#### Written task
Print verbatim the lines of the entries from the one containing "Parse this screenshot: output" to the last, inclusive, and no others.
[Start Rows]
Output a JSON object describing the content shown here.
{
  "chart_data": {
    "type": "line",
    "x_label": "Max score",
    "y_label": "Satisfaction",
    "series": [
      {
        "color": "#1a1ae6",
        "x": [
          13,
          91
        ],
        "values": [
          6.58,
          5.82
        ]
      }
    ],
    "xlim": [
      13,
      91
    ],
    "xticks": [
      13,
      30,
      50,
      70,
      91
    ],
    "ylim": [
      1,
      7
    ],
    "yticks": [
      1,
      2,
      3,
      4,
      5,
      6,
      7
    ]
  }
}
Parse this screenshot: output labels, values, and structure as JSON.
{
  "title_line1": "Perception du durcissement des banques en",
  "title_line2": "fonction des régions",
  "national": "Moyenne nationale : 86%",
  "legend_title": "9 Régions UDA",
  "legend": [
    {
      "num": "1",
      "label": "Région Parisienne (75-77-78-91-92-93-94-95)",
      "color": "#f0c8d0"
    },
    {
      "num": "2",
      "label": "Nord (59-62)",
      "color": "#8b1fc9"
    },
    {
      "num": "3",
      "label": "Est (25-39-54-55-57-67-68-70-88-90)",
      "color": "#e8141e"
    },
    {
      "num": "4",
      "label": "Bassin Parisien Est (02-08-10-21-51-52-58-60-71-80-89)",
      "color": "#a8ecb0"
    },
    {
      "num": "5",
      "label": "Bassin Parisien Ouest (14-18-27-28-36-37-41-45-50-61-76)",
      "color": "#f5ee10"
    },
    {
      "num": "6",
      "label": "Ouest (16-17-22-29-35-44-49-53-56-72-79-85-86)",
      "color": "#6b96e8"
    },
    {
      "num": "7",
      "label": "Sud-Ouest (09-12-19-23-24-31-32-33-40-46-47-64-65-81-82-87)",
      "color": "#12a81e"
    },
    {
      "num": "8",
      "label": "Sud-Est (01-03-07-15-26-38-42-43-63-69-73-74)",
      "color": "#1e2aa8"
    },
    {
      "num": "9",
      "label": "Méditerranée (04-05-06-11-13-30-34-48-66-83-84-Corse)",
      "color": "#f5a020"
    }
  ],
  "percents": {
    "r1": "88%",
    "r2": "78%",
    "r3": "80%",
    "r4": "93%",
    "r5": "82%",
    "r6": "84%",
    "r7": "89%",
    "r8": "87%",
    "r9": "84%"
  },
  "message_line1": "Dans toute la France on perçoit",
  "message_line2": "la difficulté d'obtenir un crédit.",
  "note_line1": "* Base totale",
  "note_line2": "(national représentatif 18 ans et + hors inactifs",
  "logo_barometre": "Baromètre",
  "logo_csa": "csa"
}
[End Rows]
#### Written reply
Parse this screenshot: output labels, values, and structure as JSON.
{
  "title_line1": "Perception du durcissement des banques en",
  "title_line2": "fonction des régions",
  "national": "Moyenne nationale : 86%",
  "legend_title": "9 Régions UDA",
  "legend": [
    {
      "num": "1",
      "label": "Région Parisienne (75-77-78-91-92-93-94-95)",
      "color": "#f0c8d0"
    },
    {
      "num": "2",
      "label": "Nord (59-62)",
      "color": "#8b1fc9"
    },
    {
      "num": "3",
      "label": "Est (25-39-54-55-57-67-68-70-88-90)",
      "color": "#e8141e"
    },
    {
      "num": "4",
      "label": "Bassin Parisien Est (02-08-10-21-51-52-58-60-71-80-89)",
      "color": "#a8ecb0"
    },
    {
      "num": "5",
      "label": "Bassin Parisien Ouest (14-18-27-28-36-37-41-45-50-61-76)",
      "color": "#f5ee10"
    },
    {
      "num": "6",
      "label": "Ouest (16-17-22-29-35-44-49-53-56-72-79-85-86)",
      "color": "#6b96e8"
    },
    {
      "num": "7",
      "label": "Sud-Ouest (09-12-19-23-24-31-32-33-40-46-47-64-65-81-82-87)",
      "color": "#12a81e"
    },
    {
      "num": "8",
      "label": "Sud-Est (01-03-07-15-26-38-42-43-63-69-73-74)",
      "color": "#1e2aa8"
    },
    {
      "num": "9",
      "label": "Méditerranée (04-05-06-11-13-30-34-48-66-83-84-Corse)",
      "color": "#f5a020"
    }
  ],
  "percents": {
    "r1": "88%",
    "r2": "78%",
    "r3": "80%",
    "r4": "93%",
    "r5": "82%",
    "r6": "84%",
    "r7": "89%",
    "r8": "87%",
    "r9": "84%"
  },
  "message_line1": "Dans toute la France on perçoit",
  "message_line2": "la difficulté d'obtenir un crédit.",
  "note_line1": "* Base totale",
  "note_line2": "(national représentatif 18 ans et + hors inactifs",
  "logo_barometre": "Baromètre",
  "logo_csa": "csa"
}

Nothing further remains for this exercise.